=== WHAT IS NEEDED ===
Examine the material below. Gather every line in which the string "업데이트" appears.

=== MATERIAL ===

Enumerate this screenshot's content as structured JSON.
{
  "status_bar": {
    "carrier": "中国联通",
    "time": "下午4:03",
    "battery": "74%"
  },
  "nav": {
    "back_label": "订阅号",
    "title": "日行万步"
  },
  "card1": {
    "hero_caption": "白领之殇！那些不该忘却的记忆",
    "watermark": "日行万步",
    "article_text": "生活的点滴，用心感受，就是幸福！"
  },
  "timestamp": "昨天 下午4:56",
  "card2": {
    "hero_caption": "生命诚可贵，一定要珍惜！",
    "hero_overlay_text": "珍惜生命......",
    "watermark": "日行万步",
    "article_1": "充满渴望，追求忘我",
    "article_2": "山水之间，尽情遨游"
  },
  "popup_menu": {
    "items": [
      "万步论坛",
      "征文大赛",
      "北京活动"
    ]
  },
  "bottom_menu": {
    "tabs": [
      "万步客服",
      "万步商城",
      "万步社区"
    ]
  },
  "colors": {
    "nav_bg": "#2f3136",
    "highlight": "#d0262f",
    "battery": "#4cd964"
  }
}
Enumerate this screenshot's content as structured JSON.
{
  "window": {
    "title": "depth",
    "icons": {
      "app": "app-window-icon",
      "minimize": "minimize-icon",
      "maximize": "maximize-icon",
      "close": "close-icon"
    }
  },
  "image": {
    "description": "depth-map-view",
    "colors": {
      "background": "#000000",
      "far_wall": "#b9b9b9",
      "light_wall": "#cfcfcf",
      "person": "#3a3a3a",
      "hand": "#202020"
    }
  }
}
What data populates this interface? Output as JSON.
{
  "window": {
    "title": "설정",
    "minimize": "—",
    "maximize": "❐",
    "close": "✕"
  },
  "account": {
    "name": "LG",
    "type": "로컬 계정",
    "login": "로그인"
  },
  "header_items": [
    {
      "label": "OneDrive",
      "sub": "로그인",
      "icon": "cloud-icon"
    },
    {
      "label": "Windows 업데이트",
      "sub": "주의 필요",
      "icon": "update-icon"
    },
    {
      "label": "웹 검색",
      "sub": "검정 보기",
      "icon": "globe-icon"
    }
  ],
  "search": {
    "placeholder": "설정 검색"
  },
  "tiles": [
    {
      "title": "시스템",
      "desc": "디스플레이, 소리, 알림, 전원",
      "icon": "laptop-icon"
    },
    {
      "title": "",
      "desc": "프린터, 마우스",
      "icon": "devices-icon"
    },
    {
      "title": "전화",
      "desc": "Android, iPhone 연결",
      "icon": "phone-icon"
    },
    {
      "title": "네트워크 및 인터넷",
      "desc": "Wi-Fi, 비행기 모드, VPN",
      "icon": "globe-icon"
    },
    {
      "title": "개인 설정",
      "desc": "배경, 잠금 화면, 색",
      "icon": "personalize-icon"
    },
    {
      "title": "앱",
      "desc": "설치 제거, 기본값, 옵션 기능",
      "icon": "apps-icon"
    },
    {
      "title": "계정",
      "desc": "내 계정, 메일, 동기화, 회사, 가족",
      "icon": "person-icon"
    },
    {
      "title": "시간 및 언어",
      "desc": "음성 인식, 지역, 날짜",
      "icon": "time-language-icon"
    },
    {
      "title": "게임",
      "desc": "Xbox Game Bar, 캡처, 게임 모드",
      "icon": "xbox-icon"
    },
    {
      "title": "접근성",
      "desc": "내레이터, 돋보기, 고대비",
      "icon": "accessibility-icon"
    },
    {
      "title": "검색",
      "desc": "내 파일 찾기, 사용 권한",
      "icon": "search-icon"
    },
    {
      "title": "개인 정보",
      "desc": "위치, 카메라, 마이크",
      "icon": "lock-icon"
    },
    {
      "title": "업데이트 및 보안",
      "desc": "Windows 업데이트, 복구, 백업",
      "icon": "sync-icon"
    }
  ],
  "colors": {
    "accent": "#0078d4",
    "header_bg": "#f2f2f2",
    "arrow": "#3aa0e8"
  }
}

=== RESULT OF THIS TASK ===
      "label": "Windows 업데이트",
      "title": "업데이트 및 보안",
      "desc": "Windows 업데이트, 복구, 백업",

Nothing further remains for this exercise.